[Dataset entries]
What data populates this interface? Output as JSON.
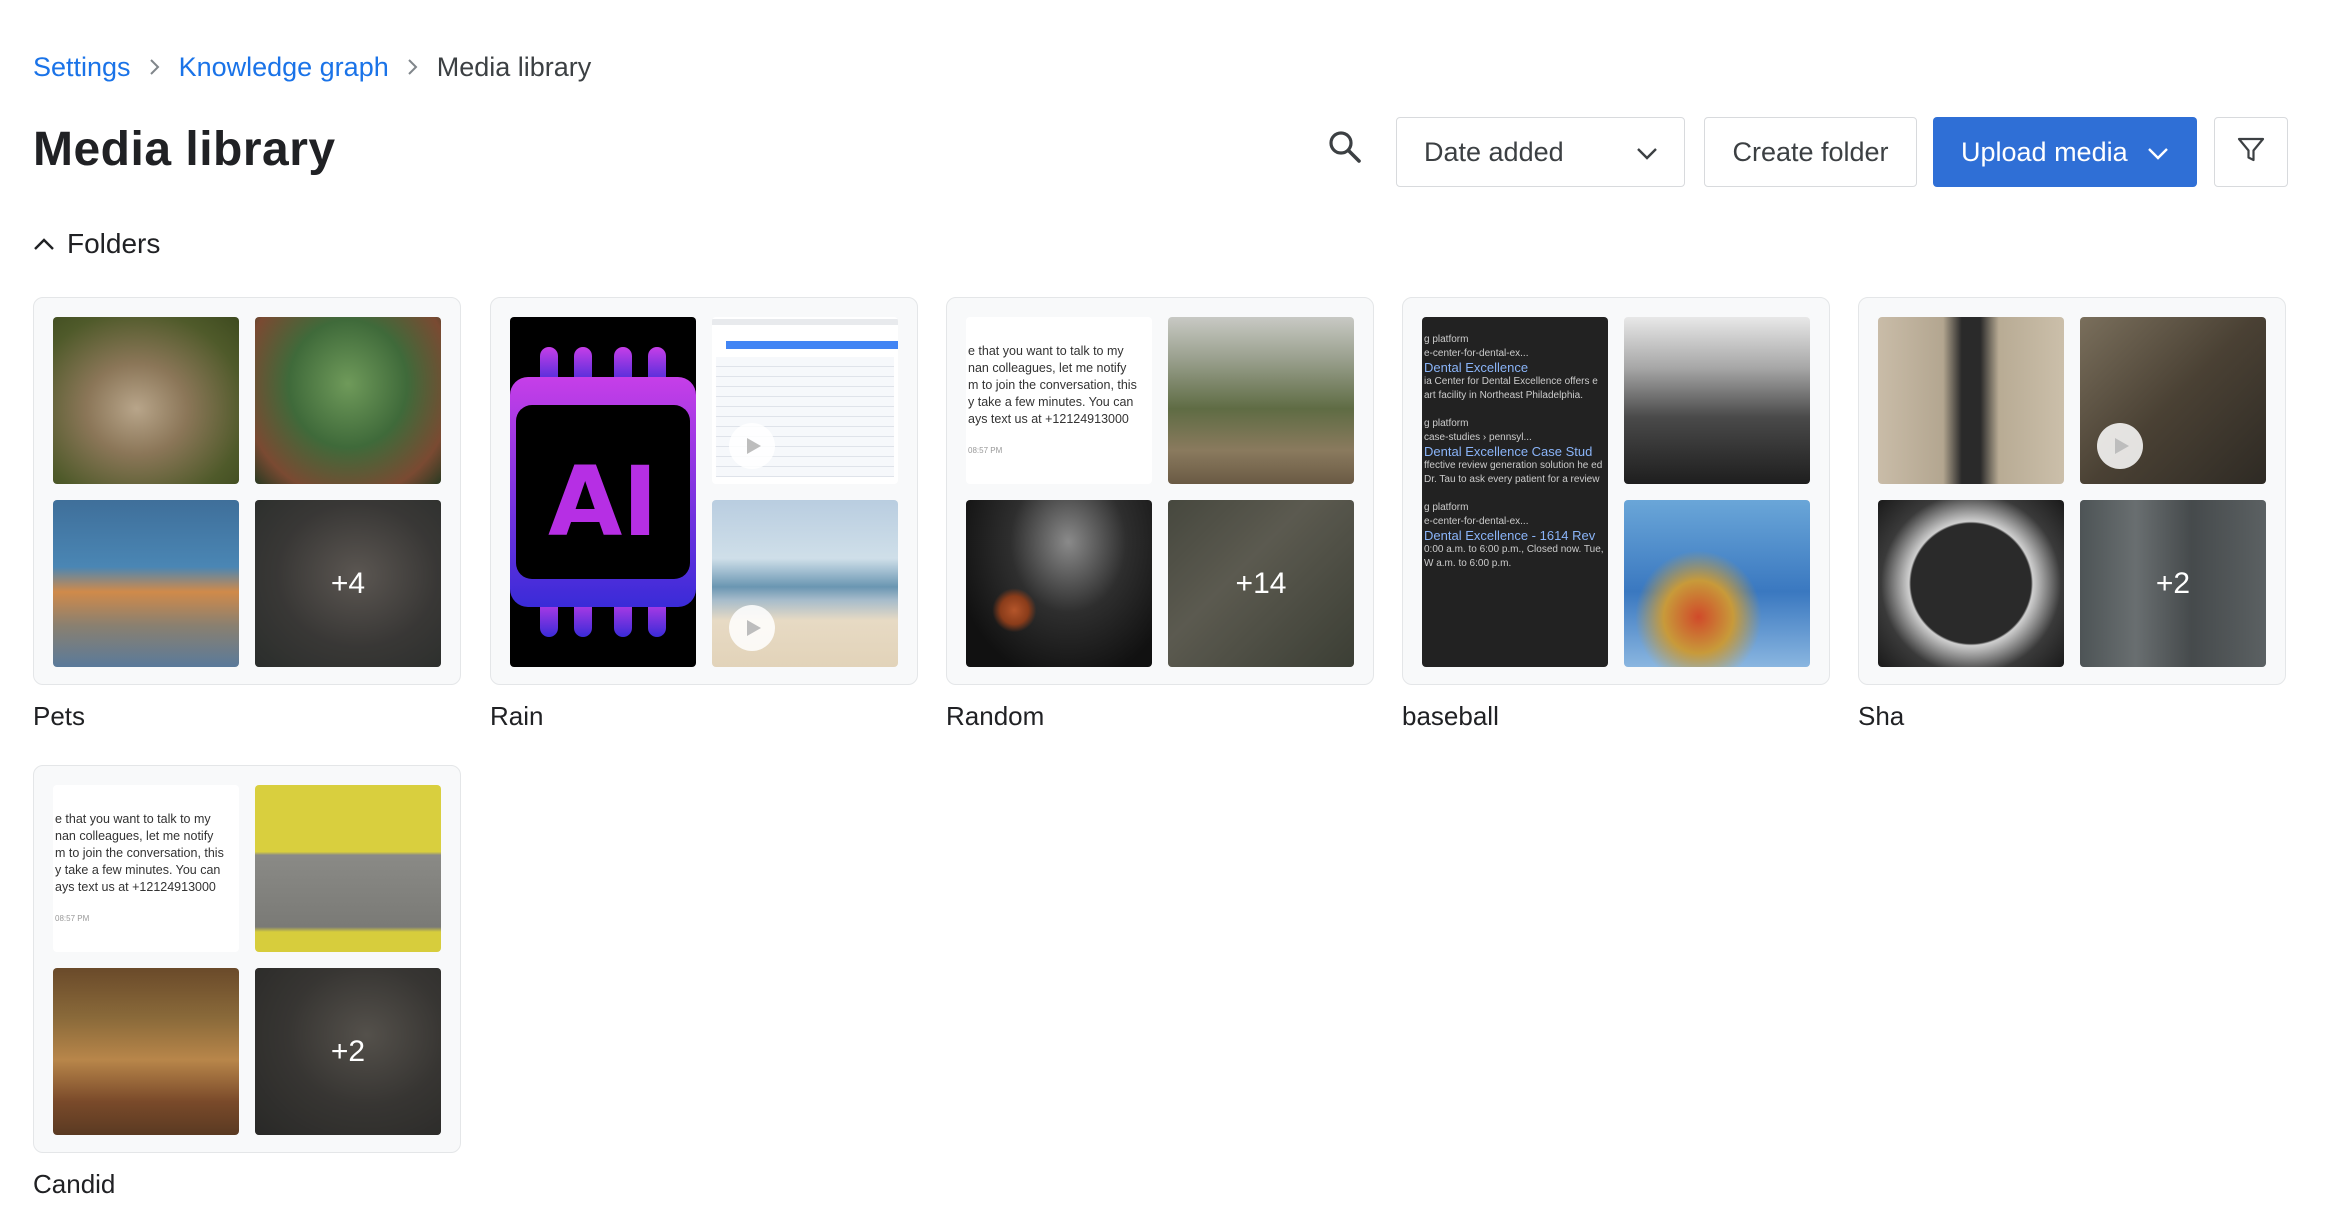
{
  "breadcrumb": {
    "items": [
      {
        "label": "Settings"
      },
      {
        "label": "Knowledge graph"
      },
      {
        "label": "Media library"
      }
    ]
  },
  "header": {
    "title": "Media library",
    "sort_select": {
      "value": "Date added"
    },
    "create_folder_label": "Create folder",
    "upload_label": "Upload media"
  },
  "folders_section": {
    "label": "Folders"
  },
  "folders": [
    {
      "name": "Pets",
      "more": "+4"
    },
    {
      "name": "Rain"
    },
    {
      "name": "Random",
      "more": "+14",
      "text_preview": [
        "e that you want to talk to my",
        "nan colleagues, let me notify",
        "m to join the conversation, this",
        "y take a few minutes. You can",
        "ays text us at +12124913000"
      ],
      "text_time": "08:57 PM"
    },
    {
      "name": "baseball",
      "dark_preview": [
        {
          "small1": "g platform",
          "small2": "e-center-for-dental-ex...",
          "link": "Dental Excellence",
          "desc": "ia Center for Dental Excellence offers e art facility in Northeast Philadelphia."
        },
        {
          "small1": "g platform",
          "small2": "case-studies › pennsyl...",
          "link": "Dental Excellence Case Stud",
          "desc": "ffective review generation solution he ed Dr. Tau to ask every patient for a review"
        },
        {
          "small1": "g platform",
          "small2": "e-center-for-dental-ex...",
          "link": "Dental Excellence - 1614 Rev",
          "desc": "0:00 a.m. to 6:00 p.m., Closed now. Tue, W a.m. to 6:00 p.m."
        }
      ]
    },
    {
      "name": "Sha",
      "more": "+2"
    },
    {
      "name": "Candid",
      "more": "+2",
      "text_preview": [
        "e that you want to talk to my",
        "nan colleagues, let me notify",
        "m to join the conversation, this",
        "y take a few minutes. You can",
        "ays text us at +12124913000"
      ],
      "text_time": "08:57 PM"
    }
  ],
  "thumb_ai_text": "AI",
  "colors": {
    "accent": "#2f6fd6",
    "link": "#1a73e8",
    "border": "#d8dadd"
  },
  "icons": [
    "chevron-right-icon",
    "search-icon",
    "chevron-down-icon",
    "filter-icon",
    "chevron-up-icon",
    "play-icon"
  ]
}
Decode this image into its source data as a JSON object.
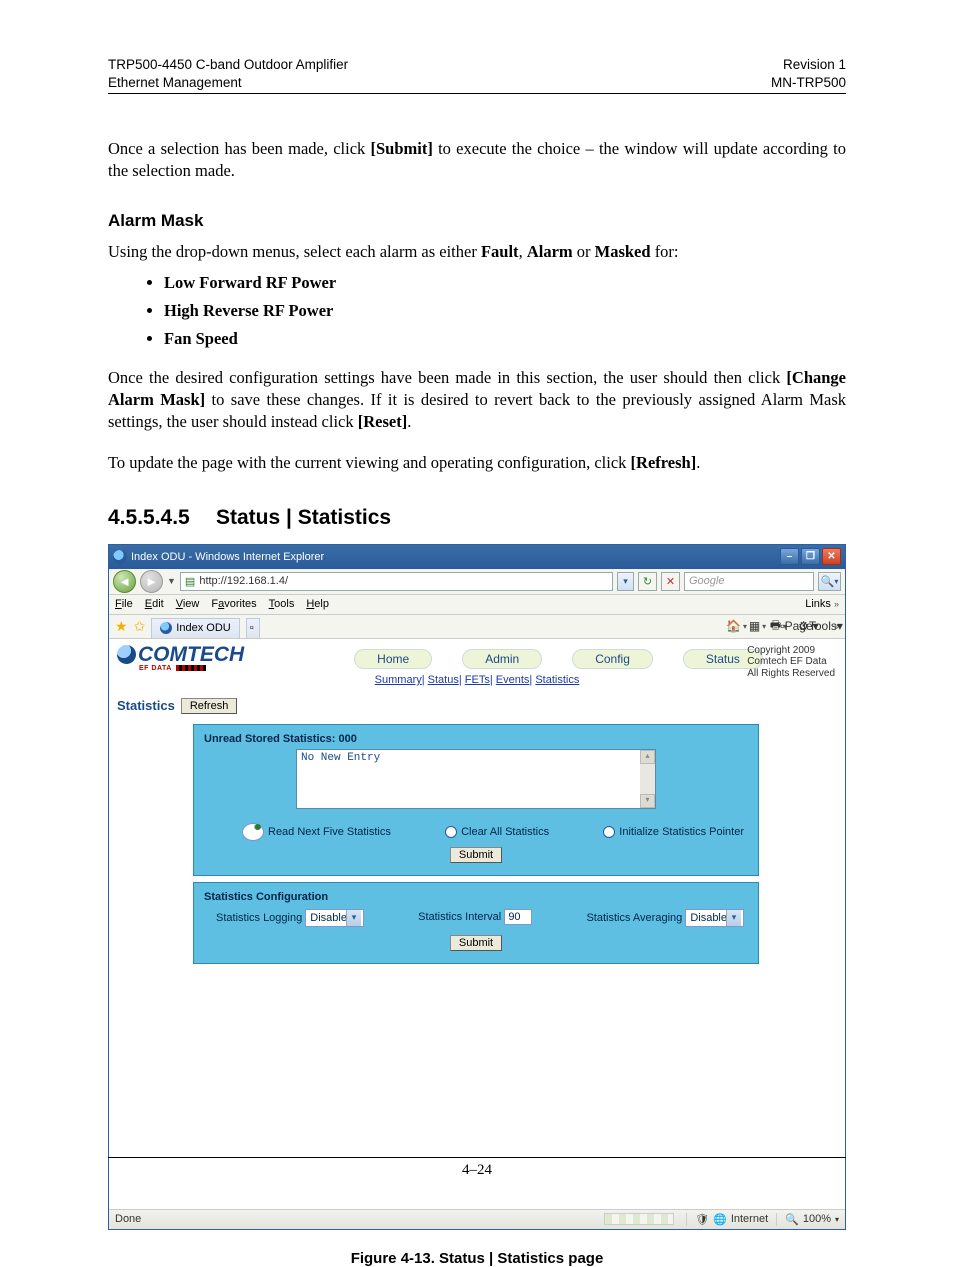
{
  "header": {
    "left1": "TRP500-4450 C-band Outdoor Amplifier",
    "left2": "Ethernet Management",
    "right1": "Revision 1",
    "right2": "MN-TRP500"
  },
  "para1a": "Once a selection has been made, click ",
  "para1b": "[Submit]",
  "para1c": " to execute the choice – the window will update according to the selection made.",
  "h_alarm": "Alarm Mask",
  "para2a": "Using the drop-down menus, select each alarm as either ",
  "para2b": "Fault",
  "para2c": ", ",
  "para2d": "Alarm",
  "para2e": " or ",
  "para2f": "Masked",
  "para2g": " for:",
  "bullets": {
    "b1": "Low Forward RF Power",
    "b2": "High Reverse RF Power",
    "b3": "Fan Speed"
  },
  "para3a": "Once the desired configuration settings have been made in this section, the user should then click ",
  "para3b": "[Change Alarm Mask]",
  "para3c": " to save these changes. If it is desired to revert back to the previously assigned Alarm Mask settings, the user should instead click ",
  "para3d": "[Reset]",
  "para3e": ".",
  "para4a": "To update the page with the current viewing and operating configuration, click ",
  "para4b": "[Refresh]",
  "para4c": ".",
  "sec": {
    "num": "4.5.5.4.5",
    "title": "Status | Statistics"
  },
  "ie": {
    "title": "Index ODU - Windows Internet Explorer",
    "url": "http://192.168.1.4/",
    "search_placeholder": "Google",
    "menus": {
      "file": "File",
      "edit": "Edit",
      "view": "View",
      "fav": "Favorites",
      "tools": "Tools",
      "help": "Help"
    },
    "links": "Links",
    "tab": "Index ODU",
    "toolbar": {
      "page": "Page",
      "tools": "Tools"
    },
    "brand": "COMTECH",
    "brand_sub": "EF DATA",
    "nav": {
      "home": "Home",
      "admin": "Admin",
      "config": "Config",
      "status": "Status"
    },
    "copyright1": "Copyright 2009",
    "copyright2": "Comtech EF Data",
    "copyright3": "All Rights Reserved",
    "subnav": {
      "summary": "Summary",
      "status": "Status",
      "fets": "FETs",
      "events": "Events",
      "stats": "Statistics"
    },
    "stats_head": "Statistics",
    "refresh": "Refresh",
    "panel1_hdr": "Unread Stored Statistics: 000",
    "no_entry": "No New Entry",
    "radios": {
      "r1": "Read Next Five Statistics",
      "r2": "Clear All Statistics",
      "r3": "Initialize Statistics Pointer"
    },
    "submit": "Submit",
    "panel2_hdr": "Statistics Configuration",
    "cfg": {
      "logging_lbl": "Statistics Logging",
      "logging_val": "Disable",
      "interval_lbl": "Statistics Interval",
      "interval_val": "90",
      "avg_lbl": "Statistics Averaging",
      "avg_val": "Disable"
    },
    "status_done": "Done",
    "status_zone": "Internet",
    "status_zoom": "100%"
  },
  "fig_caption": "Figure 4-13. Status | Statistics page",
  "page_num": "4–24"
}
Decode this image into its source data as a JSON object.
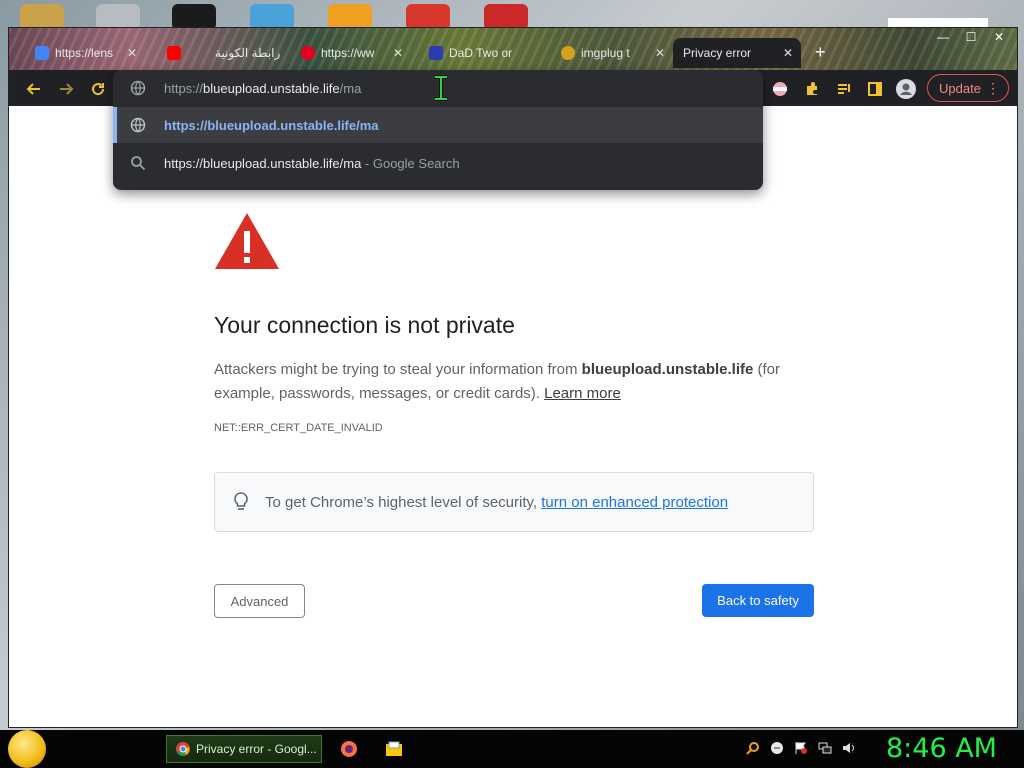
{
  "tabs": [
    {
      "label": "https://lens"
    },
    {
      "label": ""
    },
    {
      "label": "رابطة الكونية"
    },
    {
      "label": "https://ww"
    },
    {
      "label": "DaD Two or"
    },
    {
      "label": "imgplug t"
    },
    {
      "label": "Privacy error"
    }
  ],
  "tab_close": "✕",
  "new_tab": "+",
  "window_controls": {
    "minimize": "—",
    "maximize": "☐",
    "close": "✕"
  },
  "toolbar": {
    "update_label": "Update",
    "menu_dots": "⋮"
  },
  "omnibox": {
    "input_prefix": "https://",
    "input_host": "blueupload.unstable.life",
    "input_suffix": "/ma",
    "suggestion_url": "https://blueupload.unstable.life/ma",
    "search_query": "https://blueupload.unstable.life/ma",
    "search_hint": " - Google Search"
  },
  "page": {
    "title": "Your connection is not private",
    "desc_before": "Attackers might be trying to steal your information from ",
    "desc_host": "blueupload.unstable.life",
    "desc_after": " (for example, passwords, messages, or credit cards). ",
    "learn_more": "Learn more",
    "error_code": "NET::ERR_CERT_DATE_INVALID",
    "enhanced_text": "To get Chrome’s highest level of security, ",
    "enhanced_link": "turn on enhanced protection",
    "advanced_label": "Advanced",
    "back_label": "Back to safety"
  },
  "taskbar": {
    "task_label": "Privacy error - Googl...",
    "clock": "8:46 AM"
  },
  "colors": {
    "primary_button": "#1a73e8",
    "warning_red": "#d93025",
    "clock_green": "#23f046",
    "update_red": "#e2584c"
  }
}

*TASK DESCRIPTION*
Copy the entries exactly. Leave out the images.

*RESPONSE TO THIS TASK*
What data populates this interface? Output as JSON.
{
  "breadcrumb": {
    "items": [
      {
        "label": "Settings"
      },
      {
        "label": "Knowledge graph"
      },
      {
        "label": "Media library"
      }
    ]
  },
  "header": {
    "title": "Media library",
    "sort_select": {
      "value": "Date added"
    },
    "create_folder_label": "Create folder",
    "upload_label": "Upload media"
  },
  "folders_section": {
    "label": "Folders"
  },
  "folders": [
    {
      "name": "Pets",
      "more": "+4"
    },
    {
      "name": "Rain"
    },
    {
      "name": "Random",
      "more": "+14",
      "text_preview": [
        "e that you want to talk to my",
        "nan colleagues, let me notify",
        "m to join the conversation, this",
        "y take a few minutes. You can",
        "ays text us at +12124913000"
      ],
      "text_time": "08:57 PM"
    },
    {
      "name": "baseball",
      "dark_preview": [
        {
          "small1": "g platform",
          "small2": "e-center-for-dental-ex...",
          "link": "Dental Excellence",
          "desc": "ia Center for Dental Excellence offers e art facility in Northeast Philadelphia."
        },
        {
          "small1": "g platform",
          "small2": "case-studies › pennsyl...",
          "link": "Dental Excellence Case Stud",
          "desc": "ffective review generation solution he ed Dr. Tau to ask every patient for a review"
        },
        {
          "small1": "g platform",
          "small2": "e-center-for-dental-ex...",
          "link": "Dental Excellence - 1614 Rev",
          "desc": "0:00 a.m. to 6:00 p.m., Closed now. Tue, W a.m. to 6:00 p.m."
        }
      ]
    },
    {
      "name": "Sha",
      "more": "+2"
    },
    {
      "name": "Candid",
      "more": "+2",
      "text_preview": [
        "e that you want to talk to my",
        "nan colleagues, let me notify",
        "m to join the conversation, this",
        "y take a few minutes. You can",
        "ays text us at +12124913000"
      ],
      "text_time": "08:57 PM"
    }
  ],
  "thumb_ai_text": "AI",
  "colors": {
    "accent": "#2f6fd6",
    "link": "#1a73e8",
    "border": "#d8dadd"
  },
  "icons": [
    "chevron-right-icon",
    "search-icon",
    "chevron-down-icon",
    "filter-icon",
    "chevron-up-icon",
    "play-icon"
  ]
}
Decode this image into its source data as a JSON object.
{
  "header": {
    "left1": "TRP500-4450 C-band Outdoor Amplifier",
    "left2": "Ethernet Management",
    "right1": "Revision 1",
    "right2": "MN-TRP500"
  },
  "para1a": "Once a selection has been made, click ",
  "para1b": "[Submit]",
  "para1c": " to execute the choice – the window will update according to the selection made.",
  "h_alarm": "Alarm Mask",
  "para2a": "Using the drop-down menus, select each alarm as either ",
  "para2b": "Fault",
  "para2c": ", ",
  "para2d": "Alarm",
  "para2e": " or ",
  "para2f": "Masked",
  "para2g": " for:",
  "bullets": {
    "b1": "Low Forward RF Power",
    "b2": "High Reverse RF Power",
    "b3": "Fan Speed"
  },
  "para3a": "Once the desired configuration settings have been made in this section, the user should then click ",
  "para3b": "[Change Alarm Mask]",
  "para3c": " to save these changes. If it is desired to revert back to the previously assigned Alarm Mask settings, the user should instead click ",
  "para3d": "[Reset]",
  "para3e": ".",
  "para4a": "To update the page with the current viewing and operating configuration, click ",
  "para4b": "[Refresh]",
  "para4c": ".",
  "sec": {
    "num": "4.5.5.4.5",
    "title": "Status | Statistics"
  },
  "ie": {
    "title": "Index ODU - Windows Internet Explorer",
    "url": "http://192.168.1.4/",
    "search_placeholder": "Google",
    "menus": {
      "file": "File",
      "edit": "Edit",
      "view": "View",
      "fav": "Favorites",
      "tools": "Tools",
      "help": "Help"
    },
    "links": "Links",
    "tab": "Index ODU",
    "toolbar": {
      "page": "Page",
      "tools": "Tools"
    },
    "brand": "COMTECH",
    "brand_sub": "EF DATA",
    "nav": {
      "home": "Home",
      "admin": "Admin",
      "config": "Config",
      "status": "Status"
    },
    "copyright1": "Copyright 2009",
    "copyright2": "Comtech EF Data",
    "copyright3": "All Rights Reserved",
    "subnav": {
      "summary": "Summary",
      "status": "Status",
      "fets": "FETs",
      "events": "Events",
      "stats": "Statistics"
    },
    "stats_head": "Statistics",
    "refresh": "Refresh",
    "panel1_hdr": "Unread Stored Statistics: 000",
    "no_entry": "No New Entry",
    "radios": {
      "r1": "Read Next Five Statistics",
      "r2": "Clear All Statistics",
      "r3": "Initialize Statistics Pointer"
    },
    "submit": "Submit",
    "panel2_hdr": "Statistics Configuration",
    "cfg": {
      "logging_lbl": "Statistics Logging",
      "logging_val": "Disable",
      "interval_lbl": "Statistics Interval",
      "interval_val": "90",
      "avg_lbl": "Statistics Averaging",
      "avg_val": "Disable"
    },
    "status_done": "Done",
    "status_zone": "Internet",
    "status_zoom": "100%"
  },
  "fig_caption": "Figure 4-13. Status | Statistics page",
  "page_num": "4–24"
}
Decode this image into its source data as a JSON object.
{
  "tabs": [
    {
      "label": "https://lens"
    },
    {
      "label": ""
    },
    {
      "label": "رابطة الكونية"
    },
    {
      "label": "https://ww"
    },
    {
      "label": "DaD Two or"
    },
    {
      "label": "imgplug t"
    },
    {
      "label": "Privacy error"
    }
  ],
  "tab_close": "✕",
  "new_tab": "+",
  "window_controls": {
    "minimize": "—",
    "maximize": "☐",
    "close": "✕"
  },
  "toolbar": {
    "update_label": "Update",
    "menu_dots": "⋮"
  },
  "omnibox": {
    "input_prefix": "https://",
    "input_host": "blueupload.unstable.life",
    "input_suffix": "/ma",
    "suggestion_url": "https://blueupload.unstable.life/ma",
    "search_query": "https://blueupload.unstable.life/ma",
    "search_hint": " - Google Search"
  },
  "page": {
    "title": "Your connection is not private",
    "desc_before": "Attackers might be trying to steal your information from ",
    "desc_host": "blueupload.unstable.life",
    "desc_after": " (for example, passwords, messages, or credit cards). ",
    "learn_more": "Learn more",
    "error_code": "NET::ERR_CERT_DATE_INVALID",
    "enhanced_text": "To get Chrome’s highest level of security, ",
    "enhanced_link": "turn on enhanced protection",
    "advanced_label": "Advanced",
    "back_label": "Back to safety"
  },
  "taskbar": {
    "task_label": "Privacy error - Googl...",
    "clock": "8:46 AM"
  },
  "colors": {
    "primary_button": "#1a73e8",
    "warning_red": "#d93025",
    "clock_green": "#23f046",
    "update_red": "#e2584c"
  }
}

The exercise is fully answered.